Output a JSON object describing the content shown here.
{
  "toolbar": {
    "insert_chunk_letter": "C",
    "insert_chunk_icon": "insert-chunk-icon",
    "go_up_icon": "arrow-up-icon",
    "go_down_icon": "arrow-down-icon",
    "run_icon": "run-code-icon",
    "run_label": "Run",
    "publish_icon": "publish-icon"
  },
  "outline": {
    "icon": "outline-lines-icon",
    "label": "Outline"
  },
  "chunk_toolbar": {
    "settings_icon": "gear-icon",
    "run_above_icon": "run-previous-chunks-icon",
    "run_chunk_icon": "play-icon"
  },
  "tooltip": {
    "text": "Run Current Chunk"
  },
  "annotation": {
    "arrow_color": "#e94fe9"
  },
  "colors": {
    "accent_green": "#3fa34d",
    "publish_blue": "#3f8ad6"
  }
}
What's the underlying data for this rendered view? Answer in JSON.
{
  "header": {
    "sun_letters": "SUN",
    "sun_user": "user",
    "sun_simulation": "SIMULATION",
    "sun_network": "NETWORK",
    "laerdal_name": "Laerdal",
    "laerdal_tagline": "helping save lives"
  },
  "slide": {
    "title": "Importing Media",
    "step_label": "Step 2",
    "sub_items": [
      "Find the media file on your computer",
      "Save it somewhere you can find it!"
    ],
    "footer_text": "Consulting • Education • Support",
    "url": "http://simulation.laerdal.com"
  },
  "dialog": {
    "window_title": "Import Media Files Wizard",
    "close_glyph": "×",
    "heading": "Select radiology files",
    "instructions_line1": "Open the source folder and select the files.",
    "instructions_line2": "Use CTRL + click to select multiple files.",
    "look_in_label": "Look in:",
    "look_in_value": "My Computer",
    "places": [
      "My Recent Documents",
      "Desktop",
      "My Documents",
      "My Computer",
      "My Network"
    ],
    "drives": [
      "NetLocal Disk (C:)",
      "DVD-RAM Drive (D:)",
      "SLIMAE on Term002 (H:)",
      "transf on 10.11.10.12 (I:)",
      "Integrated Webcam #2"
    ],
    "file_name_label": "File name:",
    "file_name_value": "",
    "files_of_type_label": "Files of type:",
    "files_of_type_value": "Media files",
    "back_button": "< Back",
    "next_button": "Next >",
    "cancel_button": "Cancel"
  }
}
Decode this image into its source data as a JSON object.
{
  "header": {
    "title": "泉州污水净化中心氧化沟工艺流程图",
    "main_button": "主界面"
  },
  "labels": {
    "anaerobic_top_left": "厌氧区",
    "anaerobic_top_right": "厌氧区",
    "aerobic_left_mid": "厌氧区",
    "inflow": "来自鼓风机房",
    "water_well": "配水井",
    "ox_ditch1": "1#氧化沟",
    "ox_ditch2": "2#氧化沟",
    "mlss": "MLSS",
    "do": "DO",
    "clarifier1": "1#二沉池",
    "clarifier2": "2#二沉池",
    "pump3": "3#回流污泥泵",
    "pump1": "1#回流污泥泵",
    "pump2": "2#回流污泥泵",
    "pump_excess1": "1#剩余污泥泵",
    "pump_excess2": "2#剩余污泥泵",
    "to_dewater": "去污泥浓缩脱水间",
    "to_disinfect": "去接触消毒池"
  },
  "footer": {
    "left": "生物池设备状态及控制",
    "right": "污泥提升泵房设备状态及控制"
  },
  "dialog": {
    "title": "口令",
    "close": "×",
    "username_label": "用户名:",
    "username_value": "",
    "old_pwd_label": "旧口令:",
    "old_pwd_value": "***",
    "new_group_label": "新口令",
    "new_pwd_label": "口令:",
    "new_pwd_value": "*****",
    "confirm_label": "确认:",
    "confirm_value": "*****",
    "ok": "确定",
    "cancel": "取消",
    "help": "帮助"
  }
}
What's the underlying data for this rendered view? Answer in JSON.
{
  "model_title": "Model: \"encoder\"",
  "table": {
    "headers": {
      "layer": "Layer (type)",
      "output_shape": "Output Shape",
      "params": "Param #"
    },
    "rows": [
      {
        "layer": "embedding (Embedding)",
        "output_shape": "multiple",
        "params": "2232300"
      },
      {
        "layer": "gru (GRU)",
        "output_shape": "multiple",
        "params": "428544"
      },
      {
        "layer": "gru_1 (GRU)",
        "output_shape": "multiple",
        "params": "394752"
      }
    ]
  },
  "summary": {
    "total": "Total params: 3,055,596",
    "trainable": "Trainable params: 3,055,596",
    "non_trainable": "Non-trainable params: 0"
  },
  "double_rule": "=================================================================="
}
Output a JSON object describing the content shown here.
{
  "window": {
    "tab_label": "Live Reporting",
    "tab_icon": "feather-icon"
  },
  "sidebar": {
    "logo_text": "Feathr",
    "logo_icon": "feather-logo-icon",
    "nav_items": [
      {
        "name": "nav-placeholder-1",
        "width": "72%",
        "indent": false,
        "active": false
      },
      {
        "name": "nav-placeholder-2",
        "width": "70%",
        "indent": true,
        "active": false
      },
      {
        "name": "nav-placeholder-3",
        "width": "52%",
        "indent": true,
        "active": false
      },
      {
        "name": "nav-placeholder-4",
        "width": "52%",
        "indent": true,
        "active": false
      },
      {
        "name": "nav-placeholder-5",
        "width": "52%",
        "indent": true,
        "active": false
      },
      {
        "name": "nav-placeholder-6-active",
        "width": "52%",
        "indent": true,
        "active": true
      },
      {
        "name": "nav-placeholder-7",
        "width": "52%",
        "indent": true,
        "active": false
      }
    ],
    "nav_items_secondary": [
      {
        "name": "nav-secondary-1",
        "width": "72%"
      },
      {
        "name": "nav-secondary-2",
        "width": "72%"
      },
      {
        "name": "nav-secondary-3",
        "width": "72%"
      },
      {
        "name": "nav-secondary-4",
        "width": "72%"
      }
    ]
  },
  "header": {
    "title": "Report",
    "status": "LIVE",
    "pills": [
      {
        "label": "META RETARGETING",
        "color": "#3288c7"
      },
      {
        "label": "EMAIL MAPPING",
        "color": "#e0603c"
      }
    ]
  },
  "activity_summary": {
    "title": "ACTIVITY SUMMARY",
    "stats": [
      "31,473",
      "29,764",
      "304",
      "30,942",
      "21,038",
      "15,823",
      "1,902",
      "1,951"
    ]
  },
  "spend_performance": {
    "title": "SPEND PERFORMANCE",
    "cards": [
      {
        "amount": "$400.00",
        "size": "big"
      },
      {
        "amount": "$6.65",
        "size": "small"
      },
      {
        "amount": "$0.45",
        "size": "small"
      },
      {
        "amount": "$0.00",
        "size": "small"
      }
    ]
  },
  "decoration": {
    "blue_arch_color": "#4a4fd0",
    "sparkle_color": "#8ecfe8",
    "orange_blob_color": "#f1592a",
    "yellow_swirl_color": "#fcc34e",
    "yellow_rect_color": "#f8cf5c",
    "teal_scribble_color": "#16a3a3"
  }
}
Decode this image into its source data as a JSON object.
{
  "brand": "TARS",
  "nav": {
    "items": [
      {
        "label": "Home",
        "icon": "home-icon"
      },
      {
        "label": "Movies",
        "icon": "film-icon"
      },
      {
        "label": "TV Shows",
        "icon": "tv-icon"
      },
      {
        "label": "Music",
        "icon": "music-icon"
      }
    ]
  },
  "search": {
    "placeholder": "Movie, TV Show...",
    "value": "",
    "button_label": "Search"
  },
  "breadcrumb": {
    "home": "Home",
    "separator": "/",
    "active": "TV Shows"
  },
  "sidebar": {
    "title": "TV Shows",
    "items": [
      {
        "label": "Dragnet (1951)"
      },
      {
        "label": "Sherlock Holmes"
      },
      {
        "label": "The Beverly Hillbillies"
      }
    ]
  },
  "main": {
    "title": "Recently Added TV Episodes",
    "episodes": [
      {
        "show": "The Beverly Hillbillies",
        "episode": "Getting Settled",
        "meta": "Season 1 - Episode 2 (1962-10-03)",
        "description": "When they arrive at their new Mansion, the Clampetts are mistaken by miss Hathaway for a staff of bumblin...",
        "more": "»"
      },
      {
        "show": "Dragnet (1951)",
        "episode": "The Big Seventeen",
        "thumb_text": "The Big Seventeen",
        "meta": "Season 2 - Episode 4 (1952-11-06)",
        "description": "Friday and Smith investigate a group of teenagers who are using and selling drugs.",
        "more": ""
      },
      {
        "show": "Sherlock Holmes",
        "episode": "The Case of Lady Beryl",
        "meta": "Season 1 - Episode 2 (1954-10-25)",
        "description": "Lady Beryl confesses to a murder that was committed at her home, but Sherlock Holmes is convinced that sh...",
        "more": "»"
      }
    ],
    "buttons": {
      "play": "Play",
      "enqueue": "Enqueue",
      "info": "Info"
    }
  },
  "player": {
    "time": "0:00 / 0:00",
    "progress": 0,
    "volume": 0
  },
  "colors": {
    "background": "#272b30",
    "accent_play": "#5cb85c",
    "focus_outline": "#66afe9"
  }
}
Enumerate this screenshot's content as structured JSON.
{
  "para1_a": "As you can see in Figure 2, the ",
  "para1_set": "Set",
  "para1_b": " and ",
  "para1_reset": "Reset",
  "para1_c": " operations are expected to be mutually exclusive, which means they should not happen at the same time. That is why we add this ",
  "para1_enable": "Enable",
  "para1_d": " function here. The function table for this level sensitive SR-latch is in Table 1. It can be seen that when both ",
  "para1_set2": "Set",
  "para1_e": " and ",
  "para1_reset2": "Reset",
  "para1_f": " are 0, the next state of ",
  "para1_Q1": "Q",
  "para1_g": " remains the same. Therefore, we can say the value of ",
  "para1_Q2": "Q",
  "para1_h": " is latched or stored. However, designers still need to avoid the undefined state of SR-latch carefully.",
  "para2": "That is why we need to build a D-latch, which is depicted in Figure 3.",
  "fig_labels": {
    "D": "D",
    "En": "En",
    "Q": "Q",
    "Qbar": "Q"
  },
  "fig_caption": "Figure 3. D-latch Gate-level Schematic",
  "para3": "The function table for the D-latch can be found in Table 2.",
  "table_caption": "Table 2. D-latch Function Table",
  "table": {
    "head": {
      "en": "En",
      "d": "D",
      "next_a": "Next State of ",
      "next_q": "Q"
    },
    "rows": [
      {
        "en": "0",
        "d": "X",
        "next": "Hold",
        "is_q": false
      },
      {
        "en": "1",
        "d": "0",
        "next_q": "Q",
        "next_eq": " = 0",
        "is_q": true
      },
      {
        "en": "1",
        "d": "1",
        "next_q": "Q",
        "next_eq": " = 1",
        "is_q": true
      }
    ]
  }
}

────────────────────

◆ Instruction
Check each line above for "which" and return the ones that have it.

◆ The reply
  "para1_c": " operations are expected to be mutually exclusive, which means they should not happen at the same time. That is why we add this ",
  "para2": "That is why we need to build a D-latch, which is depicted in Figure 3.",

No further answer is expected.